Exercise task:
Reproduce the material below with each "scatter-point" changed to "marker" and nothing else altered, leaving out the pictures.
%%
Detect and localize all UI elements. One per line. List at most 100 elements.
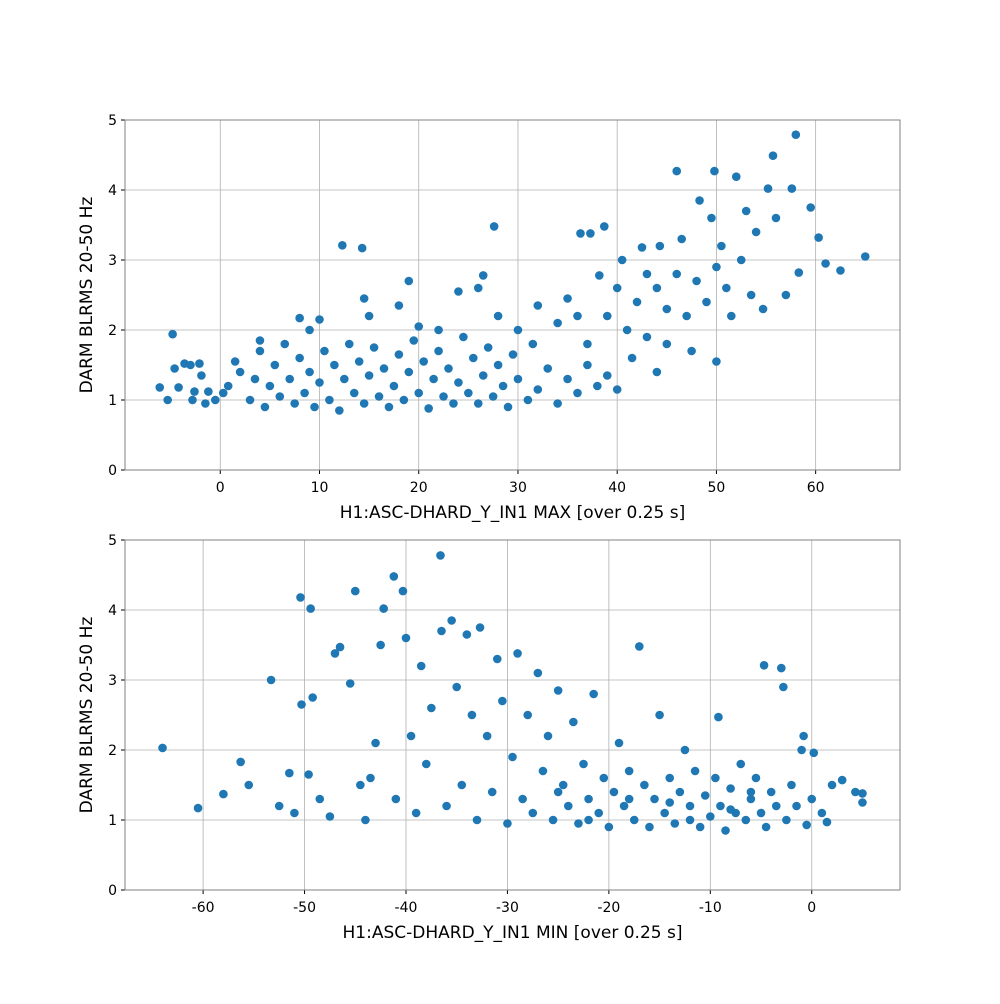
scatter-point [255, 346, 265, 356]
scatter-point [338, 241, 347, 250]
scatter-point [650, 794, 659, 804]
scatter-point [305, 367, 314, 377]
scatter-point [295, 353, 304, 363]
y-tick-label: 3 [108, 253, 117, 269]
scatter-point [163, 395, 172, 405]
scatter-point [768, 151, 778, 160]
scatter-point [285, 374, 295, 384]
scatter-point [409, 336, 419, 345]
scatter-point [376, 640, 385, 650]
scatter-point [758, 304, 768, 314]
x-tick-label: -50 [293, 900, 316, 916]
scatter-point [721, 826, 730, 835]
scatter-point [797, 745, 806, 755]
scatter-point [492, 654, 502, 664]
scatter-point [419, 357, 428, 366]
scatter-point [528, 808, 538, 818]
scatter-point [401, 633, 411, 643]
x-tick-label: 30 [509, 480, 527, 496]
scatter-point [771, 213, 781, 223]
scatter-point [469, 353, 478, 363]
scatter-point [787, 780, 796, 790]
scatter-point [204, 387, 213, 396]
scatter-point [467, 710, 477, 720]
scatter-point [741, 815, 751, 825]
scatter-point [822, 817, 832, 827]
scatter-point [553, 318, 562, 328]
scatter-point [436, 551, 445, 560]
scatter-point [487, 787, 497, 797]
scatter-point [265, 381, 275, 391]
scatter-point [371, 738, 380, 748]
y-tick-label: 4 [108, 183, 117, 199]
scatter-point [782, 815, 791, 825]
scatter-point [245, 395, 255, 405]
scatter-point [563, 801, 573, 811]
scatter-point [464, 388, 473, 398]
scatter-point [366, 773, 375, 783]
scatter-point [741, 206, 751, 216]
scatter-point [493, 360, 503, 370]
y-axis-label: DARM BLRMS 20-50 Hz [77, 617, 97, 814]
scatter-point [756, 808, 766, 818]
scatter-point [503, 402, 513, 412]
x-tick-label: 0 [216, 480, 225, 496]
scatter-point [270, 360, 280, 370]
scatter-point [594, 808, 604, 818]
scatter-point [250, 374, 260, 384]
scatter-point [389, 381, 399, 391]
scatter-point [680, 745, 690, 755]
scatter-point [244, 780, 254, 790]
scatter-point [672, 166, 682, 176]
scatter-point [306, 604, 315, 613]
scatter-point [714, 712, 723, 722]
scatter-point [533, 385, 543, 394]
scatter-point [763, 184, 773, 193]
scatter-point [442, 801, 451, 811]
scatter-point [751, 227, 761, 237]
y-tick-label: 2 [108, 323, 117, 339]
scatter-point [195, 359, 204, 368]
scatter-point [712, 357, 721, 366]
scatter-point [518, 794, 527, 804]
scatter-point [779, 682, 788, 692]
scatter-point [414, 322, 424, 331]
scatter-point [746, 794, 756, 804]
scatter-point [602, 311, 612, 321]
scatter-point [359, 294, 369, 303]
scatter-point [576, 229, 585, 238]
scatter-point [449, 399, 458, 408]
scatter-point [771, 801, 781, 811]
scatter-point [266, 675, 276, 685]
scatter-point [809, 748, 819, 758]
scatter-point [573, 388, 582, 398]
scatter-point [624, 794, 634, 804]
scatter-point [722, 283, 731, 293]
scatter-point [478, 271, 488, 280]
scatter-point [685, 815, 695, 825]
scatter-point [858, 798, 867, 807]
scatter-point [836, 266, 845, 275]
scatter-point [290, 399, 299, 408]
scatter-point [837, 775, 847, 785]
scatter-point [219, 789, 228, 799]
scatter-point [817, 808, 827, 818]
scatter-point [452, 682, 462, 692]
scatter-point [583, 360, 592, 370]
scatter-point [553, 787, 563, 797]
scatter-point [235, 367, 245, 377]
scatter-point [369, 343, 379, 352]
scatter-point [662, 339, 672, 349]
scatter-point [236, 757, 245, 767]
scatter-point [489, 222, 499, 231]
scatter-point [827, 780, 837, 790]
scatter-point [761, 822, 771, 832]
scatter-point [675, 787, 685, 797]
scatter-point [345, 679, 355, 688]
scatter-point [406, 731, 416, 741]
x-tick-label: 40 [608, 480, 626, 496]
scatter-point [706, 812, 715, 821]
scatter-point [411, 808, 421, 818]
scatter-point [802, 820, 811, 830]
scatter-point [655, 241, 665, 251]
%%
Task response:
Detect and localize all UI elements. One per line. List at most 100 elements.
marker [255, 346, 265, 356]
marker [338, 241, 347, 250]
marker [650, 794, 659, 804]
marker [305, 367, 314, 377]
marker [295, 353, 304, 363]
y-tick-label: 3 [108, 253, 117, 269]
marker [163, 395, 172, 405]
marker [768, 151, 778, 160]
marker [285, 374, 295, 384]
marker [409, 336, 419, 345]
marker [376, 640, 385, 650]
marker [758, 304, 768, 314]
x-tick-label: -50 [293, 900, 316, 916]
marker [721, 826, 730, 835]
marker [797, 745, 806, 755]
marker [492, 654, 502, 664]
marker [419, 357, 428, 366]
marker [528, 808, 538, 818]
marker [401, 633, 411, 643]
x-tick-label: 30 [509, 480, 527, 496]
marker [771, 213, 781, 223]
marker [469, 353, 478, 363]
marker [787, 780, 796, 790]
marker [204, 387, 213, 396]
marker [467, 710, 477, 720]
marker [741, 815, 751, 825]
marker [822, 817, 832, 827]
marker [553, 318, 562, 328]
marker [436, 551, 445, 560]
marker [487, 787, 497, 797]
marker [265, 381, 275, 391]
marker [371, 738, 380, 748]
y-tick-label: 4 [108, 183, 117, 199]
marker [782, 815, 791, 825]
marker [245, 395, 255, 405]
marker [563, 801, 573, 811]
marker [464, 388, 473, 398]
marker [366, 773, 375, 783]
marker [741, 206, 751, 216]
marker [493, 360, 503, 370]
y-axis-label: DARM BLRMS 20-50 Hz [77, 617, 97, 814]
marker [756, 808, 766, 818]
marker [503, 402, 513, 412]
x-tick-label: 0 [216, 480, 225, 496]
marker [270, 360, 280, 370]
marker [594, 808, 604, 818]
marker [250, 374, 260, 384]
marker [389, 381, 399, 391]
marker [680, 745, 690, 755]
marker [244, 780, 254, 790]
marker [672, 166, 682, 176]
marker [306, 604, 315, 613]
marker [714, 712, 723, 722]
marker [533, 385, 543, 394]
marker [763, 184, 773, 193]
marker [442, 801, 451, 811]
marker [751, 227, 761, 237]
y-tick-label: 2 [108, 323, 117, 339]
marker [195, 359, 204, 368]
marker [712, 357, 721, 366]
marker [518, 794, 527, 804]
marker [779, 682, 788, 692]
marker [414, 322, 424, 331]
marker [746, 794, 756, 804]
marker [602, 311, 612, 321]
marker [359, 294, 369, 303]
marker [576, 229, 585, 238]
marker [449, 399, 458, 408]
marker [771, 801, 781, 811]
marker [266, 675, 276, 685]
marker [809, 748, 819, 758]
marker [573, 388, 582, 398]
marker [624, 794, 634, 804]
marker [722, 283, 731, 293]
marker [478, 271, 488, 280]
marker [685, 815, 695, 825]
marker [858, 798, 867, 807]
marker [836, 266, 845, 275]
marker [290, 399, 299, 408]
marker [837, 775, 847, 785]
marker [219, 789, 228, 799]
marker [817, 808, 827, 818]
marker [452, 682, 462, 692]
marker [583, 360, 592, 370]
marker [553, 787, 563, 797]
marker [235, 367, 245, 377]
marker [369, 343, 379, 352]
marker [662, 339, 672, 349]
marker [236, 757, 245, 767]
marker [489, 222, 499, 231]
marker [827, 780, 837, 790]
marker [761, 822, 771, 832]
marker [675, 787, 685, 797]
marker [345, 679, 355, 688]
marker [406, 731, 416, 741]
x-tick-label: 40 [608, 480, 626, 496]
marker [706, 812, 715, 821]
marker [411, 808, 421, 818]
marker [802, 820, 811, 830]
marker [655, 241, 665, 251]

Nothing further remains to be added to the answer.